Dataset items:

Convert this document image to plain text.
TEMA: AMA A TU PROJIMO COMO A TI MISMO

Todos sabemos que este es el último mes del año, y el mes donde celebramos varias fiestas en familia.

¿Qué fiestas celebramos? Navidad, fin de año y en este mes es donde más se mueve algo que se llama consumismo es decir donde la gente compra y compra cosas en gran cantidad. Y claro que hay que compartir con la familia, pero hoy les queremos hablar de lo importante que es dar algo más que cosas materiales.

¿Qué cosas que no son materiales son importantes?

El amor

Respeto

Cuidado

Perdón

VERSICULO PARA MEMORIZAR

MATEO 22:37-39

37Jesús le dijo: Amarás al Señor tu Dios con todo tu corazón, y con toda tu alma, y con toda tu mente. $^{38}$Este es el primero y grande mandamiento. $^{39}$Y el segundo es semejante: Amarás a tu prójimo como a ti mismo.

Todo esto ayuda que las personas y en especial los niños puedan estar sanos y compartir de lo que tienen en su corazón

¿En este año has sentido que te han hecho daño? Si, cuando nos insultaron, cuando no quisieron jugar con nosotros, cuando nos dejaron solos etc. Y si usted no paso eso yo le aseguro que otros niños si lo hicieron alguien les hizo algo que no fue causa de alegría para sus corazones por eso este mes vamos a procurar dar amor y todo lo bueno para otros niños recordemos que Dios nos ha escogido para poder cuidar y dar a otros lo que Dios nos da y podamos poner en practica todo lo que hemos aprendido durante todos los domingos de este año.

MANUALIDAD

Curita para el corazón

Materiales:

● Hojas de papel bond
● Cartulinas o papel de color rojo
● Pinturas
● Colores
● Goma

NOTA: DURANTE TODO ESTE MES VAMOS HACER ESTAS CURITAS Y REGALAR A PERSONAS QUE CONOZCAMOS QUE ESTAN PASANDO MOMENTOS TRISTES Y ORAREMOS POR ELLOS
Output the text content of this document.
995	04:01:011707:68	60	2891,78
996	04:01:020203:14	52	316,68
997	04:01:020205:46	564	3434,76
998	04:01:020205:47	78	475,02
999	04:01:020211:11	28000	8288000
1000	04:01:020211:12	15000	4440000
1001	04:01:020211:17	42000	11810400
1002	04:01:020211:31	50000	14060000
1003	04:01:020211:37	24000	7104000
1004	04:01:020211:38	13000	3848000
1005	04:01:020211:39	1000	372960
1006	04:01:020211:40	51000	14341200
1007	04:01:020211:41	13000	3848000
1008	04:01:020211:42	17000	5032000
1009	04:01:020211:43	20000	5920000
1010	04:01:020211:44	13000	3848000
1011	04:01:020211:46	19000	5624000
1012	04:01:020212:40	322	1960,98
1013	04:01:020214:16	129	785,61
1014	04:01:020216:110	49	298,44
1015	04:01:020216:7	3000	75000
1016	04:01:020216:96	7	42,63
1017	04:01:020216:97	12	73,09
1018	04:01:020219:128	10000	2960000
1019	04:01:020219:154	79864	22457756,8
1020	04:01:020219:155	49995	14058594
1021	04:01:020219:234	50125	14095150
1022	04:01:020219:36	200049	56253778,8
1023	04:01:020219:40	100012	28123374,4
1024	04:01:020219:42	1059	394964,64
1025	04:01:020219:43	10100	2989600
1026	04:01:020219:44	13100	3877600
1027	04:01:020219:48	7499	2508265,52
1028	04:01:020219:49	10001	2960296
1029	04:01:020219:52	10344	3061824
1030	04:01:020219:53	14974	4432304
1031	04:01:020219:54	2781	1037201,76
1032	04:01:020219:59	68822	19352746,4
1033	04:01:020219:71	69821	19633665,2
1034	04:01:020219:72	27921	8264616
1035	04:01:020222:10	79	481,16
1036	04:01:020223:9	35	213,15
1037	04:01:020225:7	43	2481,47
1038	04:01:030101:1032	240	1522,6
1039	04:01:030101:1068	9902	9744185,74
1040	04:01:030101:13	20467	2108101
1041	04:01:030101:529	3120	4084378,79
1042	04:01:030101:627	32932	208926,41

# EXERCISE BRIEF
Reproduce each entry word for word.

# TASK ANSWER
Convert this document image to plain text.
TEMA: AMA A TU PROJIMO COMO A TI MISMO

Todos sabemos que este es el último mes del año, y el mes donde celebramos varias fiestas en familia.

¿Qué fiestas celebramos? Navidad, fin de año y en este mes es donde más se mueve algo que se llama consumismo es decir donde la gente compra y compra cosas en gran cantidad. Y claro que hay que compartir con la familia, pero hoy les queremos hablar de lo importante que es dar algo más que cosas materiales.

¿Qué cosas que no son materiales son importantes?

El amor

Respeto

Cuidado

Perdón

VERSICULO PARA MEMORIZAR

MATEO 22:37-39

37Jesús le dijo: Amarás al Señor tu Dios con todo tu corazón, y con toda tu alma, y con toda tu mente. $^{38}$Este es el primero y grande mandamiento. $^{39}$Y el segundo es semejante: Amarás a tu prójimo como a ti mismo.

Todo esto ayuda que las personas y en especial los niños puedan estar sanos y compartir de lo que tienen en su corazón

¿En este año has sentido que te han hecho daño? Si, cuando nos insultaron, cuando no quisieron jugar con nosotros, cuando nos dejaron solos etc. Y si usted no paso eso yo le aseguro que otros niños si lo hicieron alguien les hizo algo que no fue causa de alegría para sus corazones por eso este mes vamos a procurar dar amor y todo lo bueno para otros niños recordemos que Dios nos ha escogido para poder cuidar y dar a otros lo que Dios nos da y podamos poner en practica todo lo que hemos aprendido durante todos los domingos de este año.

MANUALIDAD

Curita para el corazón

Materiales:

● Hojas de papel bond
● Cartulinas o papel de color rojo
● Pinturas
● Colores
● Goma

NOTA: DURANTE TODO ESTE MES VAMOS HACER ESTAS CURITAS Y REGALAR A PERSONAS QUE CONOZCAMOS QUE ESTAN PASANDO MOMENTOS TRISTES Y ORAREMOS POR ELLOS
Output the text content of this document.
995	04:01:011707:68	60	2891,78
996	04:01:020203:14	52	316,68
997	04:01:020205:46	564	3434,76
998	04:01:020205:47	78	475,02
999	04:01:020211:11	28000	8288000
1000	04:01:020211:12	15000	4440000
1001	04:01:020211:17	42000	11810400
1002	04:01:020211:31	50000	14060000
1003	04:01:020211:37	24000	7104000
1004	04:01:020211:38	13000	3848000
1005	04:01:020211:39	1000	372960
1006	04:01:020211:40	51000	14341200
1007	04:01:020211:41	13000	3848000
1008	04:01:020211:42	17000	5032000
1009	04:01:020211:43	20000	5920000
1010	04:01:020211:44	13000	3848000
1011	04:01:020211:46	19000	5624000
1012	04:01:020212:40	322	1960,98
1013	04:01:020214:16	129	785,61
1014	04:01:020216:110	49	298,44
1015	04:01:020216:7	3000	75000
1016	04:01:020216:96	7	42,63
1017	04:01:020216:97	12	73,09
1018	04:01:020219:128	10000	2960000
1019	04:01:020219:154	79864	22457756,8
1020	04:01:020219:155	49995	14058594
1021	04:01:020219:234	50125	14095150
1022	04:01:020219:36	200049	56253778,8
1023	04:01:020219:40	100012	28123374,4
1024	04:01:020219:42	1059	394964,64
1025	04:01:020219:43	10100	2989600
1026	04:01:020219:44	13100	3877600
1027	04:01:020219:48	7499	2508265,52
1028	04:01:020219:49	10001	2960296
1029	04:01:020219:52	10344	3061824
1030	04:01:020219:53	14974	4432304
1031	04:01:020219:54	2781	1037201,76
1032	04:01:020219:59	68822	19352746,4
1033	04:01:020219:71	69821	19633665,2
1034	04:01:020219:72	27921	8264616
1035	04:01:020222:10	79	481,16
1036	04:01:020223:9	35	213,15
1037	04:01:020225:7	43	2481,47
1038	04:01:030101:1032	240	1522,6
1039	04:01:030101:1068	9902	9744185,74
1040	04:01:030101:13	20467	2108101
1041	04:01:030101:529	3120	4084378,79
1042	04:01:030101:627	32932	208926,41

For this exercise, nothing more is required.